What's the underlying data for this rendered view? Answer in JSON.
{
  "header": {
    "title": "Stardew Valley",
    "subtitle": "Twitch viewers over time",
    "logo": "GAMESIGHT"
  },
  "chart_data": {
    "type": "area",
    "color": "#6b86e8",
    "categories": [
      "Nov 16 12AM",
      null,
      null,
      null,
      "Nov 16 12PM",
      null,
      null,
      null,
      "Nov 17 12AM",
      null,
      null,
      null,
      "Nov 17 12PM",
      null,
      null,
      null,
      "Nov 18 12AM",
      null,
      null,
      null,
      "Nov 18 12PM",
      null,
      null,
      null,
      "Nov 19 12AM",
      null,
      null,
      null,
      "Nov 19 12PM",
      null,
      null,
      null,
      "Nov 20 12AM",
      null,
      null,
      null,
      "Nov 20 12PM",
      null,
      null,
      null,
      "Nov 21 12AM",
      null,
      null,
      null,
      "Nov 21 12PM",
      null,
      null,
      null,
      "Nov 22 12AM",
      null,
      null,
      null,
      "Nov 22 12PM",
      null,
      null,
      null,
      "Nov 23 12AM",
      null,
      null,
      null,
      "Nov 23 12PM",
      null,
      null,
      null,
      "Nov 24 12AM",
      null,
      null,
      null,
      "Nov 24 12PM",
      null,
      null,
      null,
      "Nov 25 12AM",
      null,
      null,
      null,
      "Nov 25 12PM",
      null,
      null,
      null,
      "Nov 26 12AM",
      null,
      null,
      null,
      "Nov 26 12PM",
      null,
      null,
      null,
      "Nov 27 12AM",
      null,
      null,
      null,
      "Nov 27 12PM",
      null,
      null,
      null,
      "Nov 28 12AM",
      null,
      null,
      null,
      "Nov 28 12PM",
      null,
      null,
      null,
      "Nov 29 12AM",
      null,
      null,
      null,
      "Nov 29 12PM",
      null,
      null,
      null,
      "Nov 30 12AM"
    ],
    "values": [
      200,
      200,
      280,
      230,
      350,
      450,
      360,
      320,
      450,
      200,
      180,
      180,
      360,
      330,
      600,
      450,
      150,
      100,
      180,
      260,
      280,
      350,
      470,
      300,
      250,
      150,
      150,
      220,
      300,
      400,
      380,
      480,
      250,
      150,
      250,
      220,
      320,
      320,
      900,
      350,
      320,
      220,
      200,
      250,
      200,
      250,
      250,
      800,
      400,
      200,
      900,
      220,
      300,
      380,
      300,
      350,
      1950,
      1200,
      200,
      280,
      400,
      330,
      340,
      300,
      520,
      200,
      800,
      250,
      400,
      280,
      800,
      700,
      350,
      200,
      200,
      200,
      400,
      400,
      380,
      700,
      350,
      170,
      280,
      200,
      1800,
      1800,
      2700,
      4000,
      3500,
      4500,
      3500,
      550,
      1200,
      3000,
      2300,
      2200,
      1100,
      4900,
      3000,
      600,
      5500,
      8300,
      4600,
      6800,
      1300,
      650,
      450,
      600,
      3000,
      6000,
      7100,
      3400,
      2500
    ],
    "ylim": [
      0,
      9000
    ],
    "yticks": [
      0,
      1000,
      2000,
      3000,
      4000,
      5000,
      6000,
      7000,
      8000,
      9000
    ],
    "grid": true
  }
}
* * *
| What needs to be done |
Transcribe every entry word for word.

| Complete response |
What's the underlying data for this rendered view? Answer in JSON.
{
  "header": {
    "title": "Stardew Valley",
    "subtitle": "Twitch viewers over time",
    "logo": "GAMESIGHT"
  },
  "chart_data": {
    "type": "area",
    "color": "#6b86e8",
    "categories": [
      "Nov 16 12AM",
      null,
      null,
      null,
      "Nov 16 12PM",
      null,
      null,
      null,
      "Nov 17 12AM",
      null,
      null,
      null,
      "Nov 17 12PM",
      null,
      null,
      null,
      "Nov 18 12AM",
      null,
      null,
      null,
      "Nov 18 12PM",
      null,
      null,
      null,
      "Nov 19 12AM",
      null,
      null,
      null,
      "Nov 19 12PM",
      null,
      null,
      null,
      "Nov 20 12AM",
      null,
      null,
      null,
      "Nov 20 12PM",
      null,
      null,
      null,
      "Nov 21 12AM",
      null,
      null,
      null,
      "Nov 21 12PM",
      null,
      null,
      null,
      "Nov 22 12AM",
      null,
      null,
      null,
      "Nov 22 12PM",
      null,
      null,
      null,
      "Nov 23 12AM",
      null,
      null,
      null,
      "Nov 23 12PM",
      null,
      null,
      null,
      "Nov 24 12AM",
      null,
      null,
      null,
      "Nov 24 12PM",
      null,
      null,
      null,
      "Nov 25 12AM",
      null,
      null,
      null,
      "Nov 25 12PM",
      null,
      null,
      null,
      "Nov 26 12AM",
      null,
      null,
      null,
      "Nov 26 12PM",
      null,
      null,
      null,
      "Nov 27 12AM",
      null,
      null,
      null,
      "Nov 27 12PM",
      null,
      null,
      null,
      "Nov 28 12AM",
      null,
      null,
      null,
      "Nov 28 12PM",
      null,
      null,
      null,
      "Nov 29 12AM",
      null,
      null,
      null,
      "Nov 29 12PM",
      null,
      null,
      null,
      "Nov 30 12AM"
    ],
    "values": [
      200,
      200,
      280,
      230,
      350,
      450,
      360,
      320,
      450,
      200,
      180,
      180,
      360,
      330,
      600,
      450,
      150,
      100,
      180,
      260,
      280,
      350,
      470,
      300,
      250,
      150,
      150,
      220,
      300,
      400,
      380,
      480,
      250,
      150,
      250,
      220,
      320,
      320,
      900,
      350,
      320,
      220,
      200,
      250,
      200,
      250,
      250,
      800,
      400,
      200,
      900,
      220,
      300,
      380,
      300,
      350,
      1950,
      1200,
      200,
      280,
      400,
      330,
      340,
      300,
      520,
      200,
      800,
      250,
      400,
      280,
      800,
      700,
      350,
      200,
      200,
      200,
      400,
      400,
      380,
      700,
      350,
      170,
      280,
      200,
      1800,
      1800,
      2700,
      4000,
      3500,
      4500,
      3500,
      550,
      1200,
      3000,
      2300,
      2200,
      1100,
      4900,
      3000,
      600,
      5500,
      8300,
      4600,
      6800,
      1300,
      650,
      450,
      600,
      3000,
      6000,
      7100,
      3400,
      2500
    ],
    "ylim": [
      0,
      9000
    ],
    "yticks": [
      0,
      1000,
      2000,
      3000,
      4000,
      5000,
      6000,
      7000,
      8000,
      9000
    ],
    "grid": true
  }
}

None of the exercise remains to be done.